_WHAT THIS TASK INVOLVES_:
Copy out each line of the material below with no changes.

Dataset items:
-- start --

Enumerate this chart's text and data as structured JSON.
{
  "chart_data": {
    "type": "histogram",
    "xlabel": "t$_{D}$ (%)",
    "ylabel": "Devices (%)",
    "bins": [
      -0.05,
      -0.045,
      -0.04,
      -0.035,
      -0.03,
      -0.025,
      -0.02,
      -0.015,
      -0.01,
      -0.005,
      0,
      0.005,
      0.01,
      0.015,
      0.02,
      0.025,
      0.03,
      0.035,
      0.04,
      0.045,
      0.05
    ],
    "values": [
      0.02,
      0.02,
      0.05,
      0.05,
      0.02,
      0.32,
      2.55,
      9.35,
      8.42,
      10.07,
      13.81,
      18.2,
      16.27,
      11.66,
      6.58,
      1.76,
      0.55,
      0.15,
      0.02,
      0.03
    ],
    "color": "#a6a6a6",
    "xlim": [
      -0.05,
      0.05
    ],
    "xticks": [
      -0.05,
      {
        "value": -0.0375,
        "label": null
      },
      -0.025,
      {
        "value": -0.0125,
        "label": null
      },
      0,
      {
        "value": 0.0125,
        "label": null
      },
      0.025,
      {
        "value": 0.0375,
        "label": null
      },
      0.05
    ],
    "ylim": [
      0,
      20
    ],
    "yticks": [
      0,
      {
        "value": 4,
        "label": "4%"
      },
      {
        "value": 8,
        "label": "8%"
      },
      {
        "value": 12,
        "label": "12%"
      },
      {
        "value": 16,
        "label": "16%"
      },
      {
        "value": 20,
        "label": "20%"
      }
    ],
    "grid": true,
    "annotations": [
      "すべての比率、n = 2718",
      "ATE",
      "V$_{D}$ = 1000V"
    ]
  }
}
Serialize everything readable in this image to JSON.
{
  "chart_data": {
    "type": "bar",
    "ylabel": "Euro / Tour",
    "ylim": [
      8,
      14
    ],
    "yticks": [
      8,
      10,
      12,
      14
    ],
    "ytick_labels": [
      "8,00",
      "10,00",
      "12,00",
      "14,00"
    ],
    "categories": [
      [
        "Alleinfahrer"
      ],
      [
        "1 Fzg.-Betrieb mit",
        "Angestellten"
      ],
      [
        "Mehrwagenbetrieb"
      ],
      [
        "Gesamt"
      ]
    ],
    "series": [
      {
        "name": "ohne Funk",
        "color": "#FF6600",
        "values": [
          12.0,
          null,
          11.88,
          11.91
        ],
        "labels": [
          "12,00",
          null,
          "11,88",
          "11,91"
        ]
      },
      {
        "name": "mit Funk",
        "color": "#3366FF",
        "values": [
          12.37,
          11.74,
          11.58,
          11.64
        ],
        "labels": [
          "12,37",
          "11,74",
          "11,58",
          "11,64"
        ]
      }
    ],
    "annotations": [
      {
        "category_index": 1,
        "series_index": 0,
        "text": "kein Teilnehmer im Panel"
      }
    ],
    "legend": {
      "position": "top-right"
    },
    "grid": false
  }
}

-- end --

_THE COMPLETED TASK_:
Enumerate this chart's text and data as structured JSON.
{
  "chart_data": {
    "type": "histogram",
    "xlabel": "t$_{D}$ (%)",
    "ylabel": "Devices (%)",
    "bins": [
      -0.05,
      -0.045,
      -0.04,
      -0.035,
      -0.03,
      -0.025,
      -0.02,
      -0.015,
      -0.01,
      -0.005,
      0,
      0.005,
      0.01,
      0.015,
      0.02,
      0.025,
      0.03,
      0.035,
      0.04,
      0.045,
      0.05
    ],
    "values": [
      0.02,
      0.02,
      0.05,
      0.05,
      0.02,
      0.32,
      2.55,
      9.35,
      8.42,
      10.07,
      13.81,
      18.2,
      16.27,
      11.66,
      6.58,
      1.76,
      0.55,
      0.15,
      0.02,
      0.03
    ],
    "color": "#a6a6a6",
    "xlim": [
      -0.05,
      0.05
    ],
    "xticks": [
      -0.05,
      {
        "value": -0.0375,
        "label": null
      },
      -0.025,
      {
        "value": -0.0125,
        "label": null
      },
      0,
      {
        "value": 0.0125,
        "label": null
      },
      0.025,
      {
        "value": 0.0375,
        "label": null
      },
      0.05
    ],
    "ylim": [
      0,
      20
    ],
    "yticks": [
      0,
      {
        "value": 4,
        "label": "4%"
      },
      {
        "value": 8,
        "label": "8%"
      },
      {
        "value": 12,
        "label": "12%"
      },
      {
        "value": 16,
        "label": "16%"
      },
      {
        "value": 20,
        "label": "20%"
      }
    ],
    "grid": true,
    "annotations": [
      "すべての比率、n = 2718",
      "ATE",
      "V$_{D}$ = 1000V"
    ]
  }
}
Serialize everything readable in this image to JSON.
{
  "chart_data": {
    "type": "bar",
    "ylabel": "Euro / Tour",
    "ylim": [
      8,
      14
    ],
    "yticks": [
      8,
      10,
      12,
      14
    ],
    "ytick_labels": [
      "8,00",
      "10,00",
      "12,00",
      "14,00"
    ],
    "categories": [
      [
        "Alleinfahrer"
      ],
      [
        "1 Fzg.-Betrieb mit",
        "Angestellten"
      ],
      [
        "Mehrwagenbetrieb"
      ],
      [
        "Gesamt"
      ]
    ],
    "series": [
      {
        "name": "ohne Funk",
        "color": "#FF6600",
        "values": [
          12.0,
          null,
          11.88,
          11.91
        ],
        "labels": [
          "12,00",
          null,
          "11,88",
          "11,91"
        ]
      },
      {
        "name": "mit Funk",
        "color": "#3366FF",
        "values": [
          12.37,
          11.74,
          11.58,
          11.64
        ],
        "labels": [
          "12,37",
          "11,74",
          "11,58",
          "11,64"
        ]
      }
    ],
    "annotations": [
      {
        "category_index": 1,
        "series_index": 0,
        "text": "kein Teilnehmer im Panel"
      }
    ],
    "legend": {
      "position": "top-right"
    },
    "grid": false
  }
}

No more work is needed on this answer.